Clinical procedures for intraocular lymphomas

Abstract

The classification of intraocular lymphomas is based on their anatomical location. They are divided into uveal lymphomas with involvement of the choroid, ciliary body or iris and vitreoretinal lymphomas with isolated or combined involvement of the vitreous body and/or retina. Over the last decades it has become increasingly possible to work out the clinical and pathobiological features of the various subtypes, thereby reducing the diagnostic hurdles and creating improved treatment options. A summary of the various types of intraocular lymphoma in terms of clinical features, diagnostics, treatment and prognosis is given as well as recommendations for follow-up care. A selective literature search was carried out on the subject of intraocular lymphomas using PubMed and Google Scholar. Intraocular lymphomas affect different structures, so that the symptoms can also be very different. The diagnostic spectrum ranges from typical ocular examination methods to sample biopsies with subsequent cytological, histological and molecular pathological processing. The treatment pillars available are percutaneous irradiation and intravitreal drug administration as local treatment and systemic treatment or acombination of systemic and local treatment. The prognosis depends mainly on the subtype of the lymphoma and the extent of the infestation when the diagnosis is confirmed. Even though some effective treatment options are now available, it has not yet been possible to significantly reduce the mortality rate. Many different options are available for the diagnostics and treatment of intraocular lymphomas, which require close interdisciplinary cooperation. The further developments in the field of molecular pathology allow afaster and more accurate diagnosis and could open up new treatment options in the future.

TASK:
In the abstract on intraocular lymphomas, what two factors does the prognosis mainly depend on?

RAW DATA:

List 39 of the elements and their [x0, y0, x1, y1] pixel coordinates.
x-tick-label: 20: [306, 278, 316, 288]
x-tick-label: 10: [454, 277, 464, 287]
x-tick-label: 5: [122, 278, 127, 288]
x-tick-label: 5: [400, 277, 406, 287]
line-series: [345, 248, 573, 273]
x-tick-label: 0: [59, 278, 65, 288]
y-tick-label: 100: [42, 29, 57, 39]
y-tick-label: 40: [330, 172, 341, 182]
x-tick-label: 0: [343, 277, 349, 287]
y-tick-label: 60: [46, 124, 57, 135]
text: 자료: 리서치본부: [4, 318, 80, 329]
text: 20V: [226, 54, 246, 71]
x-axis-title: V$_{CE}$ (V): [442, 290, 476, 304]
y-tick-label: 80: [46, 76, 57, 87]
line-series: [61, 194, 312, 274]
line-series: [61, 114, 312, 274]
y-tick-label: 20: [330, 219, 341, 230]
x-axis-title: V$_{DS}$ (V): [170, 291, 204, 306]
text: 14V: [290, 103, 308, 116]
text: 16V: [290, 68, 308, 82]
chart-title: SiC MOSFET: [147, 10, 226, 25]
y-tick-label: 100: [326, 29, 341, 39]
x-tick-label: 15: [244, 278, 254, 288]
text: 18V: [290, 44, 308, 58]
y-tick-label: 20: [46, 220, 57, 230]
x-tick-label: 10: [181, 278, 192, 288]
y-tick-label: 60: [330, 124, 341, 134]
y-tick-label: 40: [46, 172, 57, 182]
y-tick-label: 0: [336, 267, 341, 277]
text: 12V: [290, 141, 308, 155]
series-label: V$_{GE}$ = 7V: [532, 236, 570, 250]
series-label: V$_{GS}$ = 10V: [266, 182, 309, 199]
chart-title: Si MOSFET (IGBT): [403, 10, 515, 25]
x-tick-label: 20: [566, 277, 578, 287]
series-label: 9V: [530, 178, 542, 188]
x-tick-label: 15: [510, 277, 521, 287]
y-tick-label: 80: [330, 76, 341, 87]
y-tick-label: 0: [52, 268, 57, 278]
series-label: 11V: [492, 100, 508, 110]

WRITTEN ANSWER:
The subtype of the lymphoma and the extent of the infestation when the diagnosis is confirmed.